───── Data shown ─────
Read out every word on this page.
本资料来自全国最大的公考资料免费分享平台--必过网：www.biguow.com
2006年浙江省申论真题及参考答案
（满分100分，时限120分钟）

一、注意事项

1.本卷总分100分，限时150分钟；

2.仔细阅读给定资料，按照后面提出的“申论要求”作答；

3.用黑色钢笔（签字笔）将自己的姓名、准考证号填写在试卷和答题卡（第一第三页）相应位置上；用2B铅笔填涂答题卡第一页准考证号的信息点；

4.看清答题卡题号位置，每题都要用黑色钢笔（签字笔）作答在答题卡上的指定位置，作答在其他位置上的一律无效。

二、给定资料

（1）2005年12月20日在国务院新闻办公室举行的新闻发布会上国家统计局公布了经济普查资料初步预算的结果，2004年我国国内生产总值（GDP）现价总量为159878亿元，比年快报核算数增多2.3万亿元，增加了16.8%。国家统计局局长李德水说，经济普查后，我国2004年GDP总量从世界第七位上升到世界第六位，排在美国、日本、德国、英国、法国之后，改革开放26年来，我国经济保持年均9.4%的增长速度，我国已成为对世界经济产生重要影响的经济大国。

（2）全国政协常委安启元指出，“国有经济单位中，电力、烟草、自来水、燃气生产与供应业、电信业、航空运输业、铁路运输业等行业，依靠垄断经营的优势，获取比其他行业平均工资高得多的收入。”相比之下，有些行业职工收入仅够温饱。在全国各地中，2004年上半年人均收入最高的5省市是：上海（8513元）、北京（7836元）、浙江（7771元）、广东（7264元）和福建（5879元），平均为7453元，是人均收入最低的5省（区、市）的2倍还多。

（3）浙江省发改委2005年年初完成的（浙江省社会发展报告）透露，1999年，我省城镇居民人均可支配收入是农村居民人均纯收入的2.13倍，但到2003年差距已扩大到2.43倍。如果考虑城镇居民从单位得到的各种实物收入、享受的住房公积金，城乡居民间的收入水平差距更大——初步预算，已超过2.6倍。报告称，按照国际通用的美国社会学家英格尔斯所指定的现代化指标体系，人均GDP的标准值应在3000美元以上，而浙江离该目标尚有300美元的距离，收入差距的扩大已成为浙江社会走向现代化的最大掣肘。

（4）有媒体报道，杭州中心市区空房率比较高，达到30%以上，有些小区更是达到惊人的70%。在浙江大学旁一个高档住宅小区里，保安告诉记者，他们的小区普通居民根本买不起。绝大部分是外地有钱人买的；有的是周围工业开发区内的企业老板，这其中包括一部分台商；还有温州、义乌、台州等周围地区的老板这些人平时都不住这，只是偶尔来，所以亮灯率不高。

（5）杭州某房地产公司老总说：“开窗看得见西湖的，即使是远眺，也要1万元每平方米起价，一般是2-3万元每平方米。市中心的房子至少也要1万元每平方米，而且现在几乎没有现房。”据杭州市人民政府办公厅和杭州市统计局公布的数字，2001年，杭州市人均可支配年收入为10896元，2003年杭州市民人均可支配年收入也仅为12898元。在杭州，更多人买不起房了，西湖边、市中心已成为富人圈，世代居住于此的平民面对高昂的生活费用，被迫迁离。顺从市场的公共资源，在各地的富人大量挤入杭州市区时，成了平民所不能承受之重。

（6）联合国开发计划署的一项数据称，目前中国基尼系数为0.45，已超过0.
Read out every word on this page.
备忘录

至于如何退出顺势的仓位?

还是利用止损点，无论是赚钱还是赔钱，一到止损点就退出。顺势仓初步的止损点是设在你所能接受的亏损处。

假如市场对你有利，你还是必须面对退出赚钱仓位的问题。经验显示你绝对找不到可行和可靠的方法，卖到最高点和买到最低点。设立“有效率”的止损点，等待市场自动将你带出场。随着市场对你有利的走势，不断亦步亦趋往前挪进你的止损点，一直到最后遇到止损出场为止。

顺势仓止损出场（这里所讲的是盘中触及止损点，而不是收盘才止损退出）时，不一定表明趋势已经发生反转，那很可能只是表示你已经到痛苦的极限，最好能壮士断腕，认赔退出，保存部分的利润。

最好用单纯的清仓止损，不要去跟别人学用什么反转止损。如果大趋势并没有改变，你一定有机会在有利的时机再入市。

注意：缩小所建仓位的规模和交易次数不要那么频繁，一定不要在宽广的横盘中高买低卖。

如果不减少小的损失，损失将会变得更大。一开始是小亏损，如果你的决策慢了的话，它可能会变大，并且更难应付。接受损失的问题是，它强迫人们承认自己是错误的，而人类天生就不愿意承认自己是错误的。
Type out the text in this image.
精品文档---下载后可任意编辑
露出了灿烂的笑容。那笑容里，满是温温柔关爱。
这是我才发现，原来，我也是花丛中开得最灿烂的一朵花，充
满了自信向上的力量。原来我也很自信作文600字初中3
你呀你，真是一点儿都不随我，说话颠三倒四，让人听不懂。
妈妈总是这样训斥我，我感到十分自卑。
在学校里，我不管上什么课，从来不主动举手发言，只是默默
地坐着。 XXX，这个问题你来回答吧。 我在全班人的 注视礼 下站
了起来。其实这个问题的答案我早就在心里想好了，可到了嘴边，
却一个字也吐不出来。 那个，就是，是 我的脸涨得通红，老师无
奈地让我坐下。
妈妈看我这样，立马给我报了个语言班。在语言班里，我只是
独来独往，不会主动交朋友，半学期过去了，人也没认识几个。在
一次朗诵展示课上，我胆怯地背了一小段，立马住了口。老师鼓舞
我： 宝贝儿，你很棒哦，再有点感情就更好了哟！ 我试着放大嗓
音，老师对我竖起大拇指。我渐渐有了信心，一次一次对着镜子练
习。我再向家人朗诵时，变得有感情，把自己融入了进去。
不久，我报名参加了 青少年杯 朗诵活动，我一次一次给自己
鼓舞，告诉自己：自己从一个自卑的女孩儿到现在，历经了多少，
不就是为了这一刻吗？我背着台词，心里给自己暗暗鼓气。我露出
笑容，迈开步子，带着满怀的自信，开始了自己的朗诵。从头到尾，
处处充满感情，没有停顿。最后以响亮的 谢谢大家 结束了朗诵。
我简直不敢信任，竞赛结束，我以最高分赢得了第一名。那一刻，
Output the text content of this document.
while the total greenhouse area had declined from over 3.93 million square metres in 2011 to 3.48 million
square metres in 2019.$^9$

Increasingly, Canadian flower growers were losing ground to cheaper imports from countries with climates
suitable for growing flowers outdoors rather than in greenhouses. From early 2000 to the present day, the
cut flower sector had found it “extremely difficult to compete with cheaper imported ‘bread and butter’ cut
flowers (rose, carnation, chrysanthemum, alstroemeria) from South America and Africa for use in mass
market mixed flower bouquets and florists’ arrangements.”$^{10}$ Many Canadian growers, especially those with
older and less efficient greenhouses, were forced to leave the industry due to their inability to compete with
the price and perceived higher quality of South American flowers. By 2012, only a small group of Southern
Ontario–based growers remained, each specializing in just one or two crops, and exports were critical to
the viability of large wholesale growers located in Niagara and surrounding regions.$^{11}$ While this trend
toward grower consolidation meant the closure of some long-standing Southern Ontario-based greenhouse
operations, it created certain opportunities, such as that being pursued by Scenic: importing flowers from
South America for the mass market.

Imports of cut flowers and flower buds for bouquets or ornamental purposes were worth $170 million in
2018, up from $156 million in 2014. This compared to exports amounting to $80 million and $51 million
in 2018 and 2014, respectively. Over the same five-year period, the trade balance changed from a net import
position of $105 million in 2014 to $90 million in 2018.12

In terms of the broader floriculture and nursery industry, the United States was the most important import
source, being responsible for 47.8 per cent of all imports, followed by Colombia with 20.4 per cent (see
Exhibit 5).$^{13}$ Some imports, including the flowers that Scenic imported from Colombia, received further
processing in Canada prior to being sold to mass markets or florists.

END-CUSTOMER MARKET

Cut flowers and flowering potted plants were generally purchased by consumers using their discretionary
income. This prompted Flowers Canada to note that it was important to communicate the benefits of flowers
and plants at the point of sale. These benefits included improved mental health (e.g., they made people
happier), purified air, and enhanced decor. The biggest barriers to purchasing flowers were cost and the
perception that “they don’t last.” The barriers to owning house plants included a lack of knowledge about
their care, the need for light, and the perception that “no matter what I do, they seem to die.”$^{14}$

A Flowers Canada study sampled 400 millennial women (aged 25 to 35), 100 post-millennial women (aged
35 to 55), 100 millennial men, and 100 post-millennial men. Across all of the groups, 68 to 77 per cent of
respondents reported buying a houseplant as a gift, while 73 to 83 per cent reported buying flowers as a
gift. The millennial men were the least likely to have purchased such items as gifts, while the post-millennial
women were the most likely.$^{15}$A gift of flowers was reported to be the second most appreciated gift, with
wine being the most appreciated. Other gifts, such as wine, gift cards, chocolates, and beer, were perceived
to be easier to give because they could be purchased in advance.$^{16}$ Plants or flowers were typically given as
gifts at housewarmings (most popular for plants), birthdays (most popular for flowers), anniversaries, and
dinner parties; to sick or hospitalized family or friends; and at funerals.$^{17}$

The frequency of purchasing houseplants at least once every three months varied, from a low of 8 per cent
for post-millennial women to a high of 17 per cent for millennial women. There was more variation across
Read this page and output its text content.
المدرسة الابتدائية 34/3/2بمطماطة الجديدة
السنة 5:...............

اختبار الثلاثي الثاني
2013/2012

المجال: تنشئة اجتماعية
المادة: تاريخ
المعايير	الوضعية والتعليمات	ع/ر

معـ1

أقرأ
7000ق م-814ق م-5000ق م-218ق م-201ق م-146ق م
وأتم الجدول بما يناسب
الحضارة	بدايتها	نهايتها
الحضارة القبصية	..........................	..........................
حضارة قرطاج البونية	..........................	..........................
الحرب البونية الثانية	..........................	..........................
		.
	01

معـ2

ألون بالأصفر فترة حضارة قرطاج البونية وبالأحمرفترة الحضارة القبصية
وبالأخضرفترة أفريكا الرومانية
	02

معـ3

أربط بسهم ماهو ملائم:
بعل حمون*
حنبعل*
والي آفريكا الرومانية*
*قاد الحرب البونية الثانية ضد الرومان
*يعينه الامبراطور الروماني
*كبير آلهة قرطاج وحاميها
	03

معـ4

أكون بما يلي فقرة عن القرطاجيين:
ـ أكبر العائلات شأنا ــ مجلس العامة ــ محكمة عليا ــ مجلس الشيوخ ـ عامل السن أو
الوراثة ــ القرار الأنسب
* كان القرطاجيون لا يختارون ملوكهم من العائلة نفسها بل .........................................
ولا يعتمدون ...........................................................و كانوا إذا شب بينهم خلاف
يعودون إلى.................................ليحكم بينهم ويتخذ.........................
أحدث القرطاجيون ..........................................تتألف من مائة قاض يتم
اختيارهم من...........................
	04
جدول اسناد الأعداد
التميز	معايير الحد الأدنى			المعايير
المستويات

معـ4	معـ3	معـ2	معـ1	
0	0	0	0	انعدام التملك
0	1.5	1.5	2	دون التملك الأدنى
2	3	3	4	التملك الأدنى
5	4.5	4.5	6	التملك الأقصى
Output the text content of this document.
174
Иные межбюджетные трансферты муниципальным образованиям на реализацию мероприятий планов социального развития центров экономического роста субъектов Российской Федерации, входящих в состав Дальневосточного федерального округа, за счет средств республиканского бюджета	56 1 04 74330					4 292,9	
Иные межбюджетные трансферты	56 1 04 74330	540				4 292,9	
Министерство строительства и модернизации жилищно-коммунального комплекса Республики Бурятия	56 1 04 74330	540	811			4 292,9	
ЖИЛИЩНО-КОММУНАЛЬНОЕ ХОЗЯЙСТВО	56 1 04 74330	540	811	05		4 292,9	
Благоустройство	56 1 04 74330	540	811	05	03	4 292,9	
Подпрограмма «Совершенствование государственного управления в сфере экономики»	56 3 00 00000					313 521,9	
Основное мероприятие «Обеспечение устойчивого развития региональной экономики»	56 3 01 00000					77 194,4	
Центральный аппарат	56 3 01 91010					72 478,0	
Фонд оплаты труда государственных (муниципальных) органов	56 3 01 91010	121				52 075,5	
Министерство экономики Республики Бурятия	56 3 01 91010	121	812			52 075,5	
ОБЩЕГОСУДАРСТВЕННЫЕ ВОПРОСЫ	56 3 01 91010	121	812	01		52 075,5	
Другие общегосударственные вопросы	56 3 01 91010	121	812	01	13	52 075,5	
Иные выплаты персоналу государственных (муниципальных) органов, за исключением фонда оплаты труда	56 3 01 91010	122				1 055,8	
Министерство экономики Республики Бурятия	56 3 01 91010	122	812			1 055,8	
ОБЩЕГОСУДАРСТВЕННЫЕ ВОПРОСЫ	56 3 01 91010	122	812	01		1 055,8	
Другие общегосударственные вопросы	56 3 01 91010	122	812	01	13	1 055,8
─────
**To do:** In the listing above, find each line with the word "growers" and copy it.

**Task solution:**
Increasingly, Canadian flower growers were losing ground to cheaper imports from countries with climates
market mixed flower bouquets and florists’ arrangements.”$^{10}$ Many Canadian growers, especially those with
Ontario–based growers remained, each specializing in just one or two crops, and exports were critical to
the viability of large wholesale growers located in Niagara and surrounding regions.$^{11}$ While this trend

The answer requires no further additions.